WHAT THIS TASK INVOLVES: List each line holding the string "JSON".

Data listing
++++++++++++++++++++
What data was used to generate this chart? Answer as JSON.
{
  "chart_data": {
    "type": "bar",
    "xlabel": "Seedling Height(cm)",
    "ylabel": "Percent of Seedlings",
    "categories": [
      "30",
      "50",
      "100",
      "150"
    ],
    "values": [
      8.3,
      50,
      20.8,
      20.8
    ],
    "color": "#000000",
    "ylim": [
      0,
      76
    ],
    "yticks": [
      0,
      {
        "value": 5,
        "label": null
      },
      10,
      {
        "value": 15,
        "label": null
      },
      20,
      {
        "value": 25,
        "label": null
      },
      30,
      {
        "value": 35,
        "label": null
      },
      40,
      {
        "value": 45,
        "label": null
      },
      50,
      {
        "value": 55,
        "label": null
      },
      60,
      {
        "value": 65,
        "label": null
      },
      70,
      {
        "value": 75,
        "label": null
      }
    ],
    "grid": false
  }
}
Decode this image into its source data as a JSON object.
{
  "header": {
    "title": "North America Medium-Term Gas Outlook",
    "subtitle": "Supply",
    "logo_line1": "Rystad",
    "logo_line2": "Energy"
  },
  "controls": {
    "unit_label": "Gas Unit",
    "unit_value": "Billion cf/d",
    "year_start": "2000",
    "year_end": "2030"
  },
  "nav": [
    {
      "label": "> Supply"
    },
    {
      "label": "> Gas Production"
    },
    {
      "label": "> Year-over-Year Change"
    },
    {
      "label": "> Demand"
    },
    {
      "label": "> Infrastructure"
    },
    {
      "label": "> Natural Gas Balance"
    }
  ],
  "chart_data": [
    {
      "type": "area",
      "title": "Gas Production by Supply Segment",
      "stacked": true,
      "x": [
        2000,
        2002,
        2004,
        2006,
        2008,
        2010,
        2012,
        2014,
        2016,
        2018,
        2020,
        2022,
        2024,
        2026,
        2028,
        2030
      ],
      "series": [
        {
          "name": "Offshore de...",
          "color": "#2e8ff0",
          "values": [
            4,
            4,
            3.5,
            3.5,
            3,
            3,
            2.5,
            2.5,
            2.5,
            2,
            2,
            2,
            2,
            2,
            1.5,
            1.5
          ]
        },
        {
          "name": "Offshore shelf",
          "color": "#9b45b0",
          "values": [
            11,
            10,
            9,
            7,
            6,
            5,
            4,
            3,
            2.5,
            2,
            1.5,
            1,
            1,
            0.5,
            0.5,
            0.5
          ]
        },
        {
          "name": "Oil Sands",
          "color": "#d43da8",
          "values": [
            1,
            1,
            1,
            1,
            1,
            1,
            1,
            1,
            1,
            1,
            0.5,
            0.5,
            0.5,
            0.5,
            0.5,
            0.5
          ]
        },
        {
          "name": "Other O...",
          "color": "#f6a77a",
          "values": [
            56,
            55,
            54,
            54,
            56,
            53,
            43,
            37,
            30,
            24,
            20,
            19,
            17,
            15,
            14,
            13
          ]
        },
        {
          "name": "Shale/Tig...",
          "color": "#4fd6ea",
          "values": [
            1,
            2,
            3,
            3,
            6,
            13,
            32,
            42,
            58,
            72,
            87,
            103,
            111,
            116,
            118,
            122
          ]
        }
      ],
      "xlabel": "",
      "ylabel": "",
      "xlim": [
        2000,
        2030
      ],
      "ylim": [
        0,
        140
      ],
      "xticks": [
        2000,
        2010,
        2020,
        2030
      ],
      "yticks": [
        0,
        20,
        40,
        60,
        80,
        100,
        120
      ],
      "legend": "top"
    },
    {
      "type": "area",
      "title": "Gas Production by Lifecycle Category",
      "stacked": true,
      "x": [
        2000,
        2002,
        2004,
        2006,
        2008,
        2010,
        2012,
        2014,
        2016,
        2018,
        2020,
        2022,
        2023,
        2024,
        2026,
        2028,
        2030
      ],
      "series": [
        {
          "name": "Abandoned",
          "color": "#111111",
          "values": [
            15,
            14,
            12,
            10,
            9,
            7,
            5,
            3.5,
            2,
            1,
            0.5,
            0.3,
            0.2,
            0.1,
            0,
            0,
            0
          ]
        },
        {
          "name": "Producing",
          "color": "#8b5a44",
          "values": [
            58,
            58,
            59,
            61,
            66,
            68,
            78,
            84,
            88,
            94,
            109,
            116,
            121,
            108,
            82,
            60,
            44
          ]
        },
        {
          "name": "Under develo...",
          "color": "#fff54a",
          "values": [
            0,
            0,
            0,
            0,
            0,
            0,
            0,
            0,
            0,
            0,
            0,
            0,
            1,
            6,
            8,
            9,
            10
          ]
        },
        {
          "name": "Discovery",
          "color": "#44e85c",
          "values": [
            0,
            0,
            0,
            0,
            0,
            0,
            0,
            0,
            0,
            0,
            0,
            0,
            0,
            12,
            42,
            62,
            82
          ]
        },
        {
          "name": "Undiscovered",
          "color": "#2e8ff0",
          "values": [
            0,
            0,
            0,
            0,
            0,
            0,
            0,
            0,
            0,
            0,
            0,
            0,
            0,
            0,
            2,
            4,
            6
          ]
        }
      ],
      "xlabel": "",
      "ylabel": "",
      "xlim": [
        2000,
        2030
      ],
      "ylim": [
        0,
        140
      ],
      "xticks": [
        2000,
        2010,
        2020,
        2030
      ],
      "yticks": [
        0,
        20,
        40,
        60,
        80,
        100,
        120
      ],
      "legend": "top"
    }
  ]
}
++++++++++++++++++++
ANSWER TO THIS TASK:
What data was used to generate this chart? Answer as JSON.
Decode this image into its source data as a JSON object.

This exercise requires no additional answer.